> EXERCISE DIRECTIONS
Gather all lines from the material that contain the word "JSON".
• • • •
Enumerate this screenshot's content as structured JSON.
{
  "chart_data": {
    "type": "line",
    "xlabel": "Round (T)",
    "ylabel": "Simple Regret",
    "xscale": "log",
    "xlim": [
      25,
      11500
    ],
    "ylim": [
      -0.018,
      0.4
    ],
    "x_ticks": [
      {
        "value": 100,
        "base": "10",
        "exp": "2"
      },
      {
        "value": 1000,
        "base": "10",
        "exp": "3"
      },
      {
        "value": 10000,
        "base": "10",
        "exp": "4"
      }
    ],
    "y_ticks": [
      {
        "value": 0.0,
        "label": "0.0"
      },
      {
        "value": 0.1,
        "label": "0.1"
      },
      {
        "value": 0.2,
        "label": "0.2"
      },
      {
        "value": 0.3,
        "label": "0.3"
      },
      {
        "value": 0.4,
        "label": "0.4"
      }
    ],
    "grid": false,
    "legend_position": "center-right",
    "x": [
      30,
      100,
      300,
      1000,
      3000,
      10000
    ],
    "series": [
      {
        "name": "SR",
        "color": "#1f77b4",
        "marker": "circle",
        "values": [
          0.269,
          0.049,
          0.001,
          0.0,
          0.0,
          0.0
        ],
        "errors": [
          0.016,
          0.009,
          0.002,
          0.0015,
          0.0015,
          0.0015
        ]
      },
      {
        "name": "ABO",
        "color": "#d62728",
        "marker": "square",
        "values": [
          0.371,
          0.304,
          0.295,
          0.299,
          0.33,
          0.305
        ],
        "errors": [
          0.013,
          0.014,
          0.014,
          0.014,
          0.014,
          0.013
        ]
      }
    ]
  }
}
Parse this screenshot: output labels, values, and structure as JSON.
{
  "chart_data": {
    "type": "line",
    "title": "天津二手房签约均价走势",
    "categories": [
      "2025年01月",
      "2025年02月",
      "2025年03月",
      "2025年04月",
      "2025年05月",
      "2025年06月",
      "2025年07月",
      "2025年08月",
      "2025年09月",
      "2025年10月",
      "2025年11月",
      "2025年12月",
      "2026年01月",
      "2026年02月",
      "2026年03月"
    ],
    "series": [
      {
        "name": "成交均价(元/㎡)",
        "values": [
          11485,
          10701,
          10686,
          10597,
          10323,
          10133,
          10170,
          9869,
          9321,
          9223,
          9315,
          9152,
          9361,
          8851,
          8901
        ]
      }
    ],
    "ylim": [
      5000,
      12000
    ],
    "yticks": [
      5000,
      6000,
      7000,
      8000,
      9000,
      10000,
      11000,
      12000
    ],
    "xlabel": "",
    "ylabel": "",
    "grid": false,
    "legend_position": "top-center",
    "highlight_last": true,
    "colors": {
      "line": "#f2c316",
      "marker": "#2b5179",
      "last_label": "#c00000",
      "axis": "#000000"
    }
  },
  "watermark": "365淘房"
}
• • • •
> THE RESPONSE
Enumerate this screenshot's content as structured JSON.
Parse this screenshot: output labels, values, and structure as JSON.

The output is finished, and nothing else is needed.